[Start]
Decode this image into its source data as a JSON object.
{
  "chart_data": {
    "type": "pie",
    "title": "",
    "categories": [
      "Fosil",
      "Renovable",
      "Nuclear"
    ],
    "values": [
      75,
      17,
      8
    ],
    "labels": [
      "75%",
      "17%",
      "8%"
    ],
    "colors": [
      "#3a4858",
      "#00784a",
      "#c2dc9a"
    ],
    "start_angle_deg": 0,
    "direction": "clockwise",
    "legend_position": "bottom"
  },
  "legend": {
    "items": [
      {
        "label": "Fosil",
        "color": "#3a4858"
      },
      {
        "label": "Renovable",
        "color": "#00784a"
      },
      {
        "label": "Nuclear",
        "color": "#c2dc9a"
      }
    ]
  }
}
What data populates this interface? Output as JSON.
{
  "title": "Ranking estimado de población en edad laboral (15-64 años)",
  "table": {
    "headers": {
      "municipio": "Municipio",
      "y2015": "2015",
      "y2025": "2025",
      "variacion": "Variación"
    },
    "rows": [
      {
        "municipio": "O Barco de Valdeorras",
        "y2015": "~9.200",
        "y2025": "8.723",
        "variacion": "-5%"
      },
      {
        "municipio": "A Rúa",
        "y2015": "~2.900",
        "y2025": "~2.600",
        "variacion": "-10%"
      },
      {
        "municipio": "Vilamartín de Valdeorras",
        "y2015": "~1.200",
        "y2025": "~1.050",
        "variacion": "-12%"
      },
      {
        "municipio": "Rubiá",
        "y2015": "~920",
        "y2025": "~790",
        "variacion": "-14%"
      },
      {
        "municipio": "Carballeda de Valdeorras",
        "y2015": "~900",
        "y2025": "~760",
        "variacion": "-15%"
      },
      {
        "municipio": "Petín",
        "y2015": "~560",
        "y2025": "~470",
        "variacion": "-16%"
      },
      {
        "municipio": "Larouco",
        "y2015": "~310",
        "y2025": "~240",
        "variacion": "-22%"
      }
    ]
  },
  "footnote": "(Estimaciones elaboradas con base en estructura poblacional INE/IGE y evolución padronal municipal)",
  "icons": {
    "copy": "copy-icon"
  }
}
[End]
Word for word, extract all the records.

The result
Decode this image into its source data as a JSON object.
{
  "chart_data": {
    "type": "pie",
    "title": "",
    "categories": [
      "Fosil",
      "Renovable",
      "Nuclear"
    ],
    "values": [
      75,
      17,
      8
    ],
    "labels": [
      "75%",
      "17%",
      "8%"
    ],
    "colors": [
      "#3a4858",
      "#00784a",
      "#c2dc9a"
    ],
    "start_angle_deg": 0,
    "direction": "clockwise",
    "legend_position": "bottom"
  },
  "legend": {
    "items": [
      {
        "label": "Fosil",
        "color": "#3a4858"
      },
      {
        "label": "Renovable",
        "color": "#00784a"
      },
      {
        "label": "Nuclear",
        "color": "#c2dc9a"
      }
    ]
  }
}
What data populates this interface? Output as JSON.
{
  "title": "Ranking estimado de población en edad laboral (15-64 años)",
  "table": {
    "headers": {
      "municipio": "Municipio",
      "y2015": "2015",
      "y2025": "2025",
      "variacion": "Variación"
    },
    "rows": [
      {
        "municipio": "O Barco de Valdeorras",
        "y2015": "~9.200",
        "y2025": "8.723",
        "variacion": "-5%"
      },
      {
        "municipio": "A Rúa",
        "y2015": "~2.900",
        "y2025": "~2.600",
        "variacion": "-10%"
      },
      {
        "municipio": "Vilamartín de Valdeorras",
        "y2015": "~1.200",
        "y2025": "~1.050",
        "variacion": "-12%"
      },
      {
        "municipio": "Rubiá",
        "y2015": "~920",
        "y2025": "~790",
        "variacion": "-14%"
      },
      {
        "municipio": "Carballeda de Valdeorras",
        "y2015": "~900",
        "y2025": "~760",
        "variacion": "-15%"
      },
      {
        "municipio": "Petín",
        "y2015": "~560",
        "y2025": "~470",
        "variacion": "-16%"
      },
      {
        "municipio": "Larouco",
        "y2015": "~310",
        "y2025": "~240",
        "variacion": "-22%"
      }
    ]
  },
  "footnote": "(Estimaciones elaboradas con base en estructura poblacional INE/IGE y evolución padronal municipal)",
  "icons": {
    "copy": "copy-icon"
  }
}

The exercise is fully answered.